### Instructions for the task:
Collect each line of the records containing the string "score".
##### Materials provided
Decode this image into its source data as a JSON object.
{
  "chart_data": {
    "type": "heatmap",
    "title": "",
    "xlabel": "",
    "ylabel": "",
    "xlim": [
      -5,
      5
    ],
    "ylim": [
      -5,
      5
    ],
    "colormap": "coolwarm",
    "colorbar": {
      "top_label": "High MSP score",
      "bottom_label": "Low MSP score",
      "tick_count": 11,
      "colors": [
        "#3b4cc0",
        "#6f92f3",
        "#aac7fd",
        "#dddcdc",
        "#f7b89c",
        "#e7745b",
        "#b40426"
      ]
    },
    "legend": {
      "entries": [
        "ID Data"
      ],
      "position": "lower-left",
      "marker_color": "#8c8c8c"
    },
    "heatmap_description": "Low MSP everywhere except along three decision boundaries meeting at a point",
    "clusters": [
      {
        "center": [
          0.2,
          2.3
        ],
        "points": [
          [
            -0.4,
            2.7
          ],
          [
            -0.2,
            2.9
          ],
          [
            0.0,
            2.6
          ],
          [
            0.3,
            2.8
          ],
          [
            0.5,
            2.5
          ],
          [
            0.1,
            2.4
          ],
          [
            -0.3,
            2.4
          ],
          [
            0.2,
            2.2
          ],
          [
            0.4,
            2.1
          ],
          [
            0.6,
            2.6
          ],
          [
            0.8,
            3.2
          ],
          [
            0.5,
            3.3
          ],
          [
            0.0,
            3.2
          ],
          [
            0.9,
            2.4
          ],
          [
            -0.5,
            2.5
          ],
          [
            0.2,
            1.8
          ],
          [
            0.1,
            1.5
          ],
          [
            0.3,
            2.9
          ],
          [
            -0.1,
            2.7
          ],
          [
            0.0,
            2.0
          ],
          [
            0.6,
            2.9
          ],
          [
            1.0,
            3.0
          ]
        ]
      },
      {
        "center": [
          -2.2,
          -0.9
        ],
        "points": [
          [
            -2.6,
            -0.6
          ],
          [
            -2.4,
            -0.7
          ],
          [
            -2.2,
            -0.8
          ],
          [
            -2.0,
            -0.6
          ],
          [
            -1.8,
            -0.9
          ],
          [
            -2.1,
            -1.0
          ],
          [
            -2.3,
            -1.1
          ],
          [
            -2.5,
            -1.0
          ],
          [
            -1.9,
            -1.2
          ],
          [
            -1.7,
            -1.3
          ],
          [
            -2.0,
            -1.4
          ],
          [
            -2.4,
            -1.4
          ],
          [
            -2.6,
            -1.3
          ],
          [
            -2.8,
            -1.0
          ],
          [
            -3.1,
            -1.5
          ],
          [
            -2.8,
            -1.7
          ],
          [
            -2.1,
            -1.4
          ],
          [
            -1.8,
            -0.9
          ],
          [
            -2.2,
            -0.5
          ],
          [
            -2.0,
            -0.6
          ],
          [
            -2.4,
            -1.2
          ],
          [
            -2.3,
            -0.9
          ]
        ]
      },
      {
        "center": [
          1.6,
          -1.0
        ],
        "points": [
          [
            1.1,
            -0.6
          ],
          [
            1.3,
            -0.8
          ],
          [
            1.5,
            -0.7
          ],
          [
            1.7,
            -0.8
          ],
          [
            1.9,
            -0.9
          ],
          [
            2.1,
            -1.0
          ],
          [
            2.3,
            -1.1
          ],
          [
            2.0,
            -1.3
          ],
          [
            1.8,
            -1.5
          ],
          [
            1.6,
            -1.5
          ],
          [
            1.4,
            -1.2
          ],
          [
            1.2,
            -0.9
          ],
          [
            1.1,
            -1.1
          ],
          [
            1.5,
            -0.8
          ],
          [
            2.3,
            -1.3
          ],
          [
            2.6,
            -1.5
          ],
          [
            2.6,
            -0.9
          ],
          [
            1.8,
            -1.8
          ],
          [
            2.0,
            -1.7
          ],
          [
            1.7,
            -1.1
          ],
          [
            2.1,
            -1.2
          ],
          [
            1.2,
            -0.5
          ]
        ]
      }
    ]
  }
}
##########
### Output below:
      "top_label": "High MSP score",
      "bottom_label": "Low MSP score",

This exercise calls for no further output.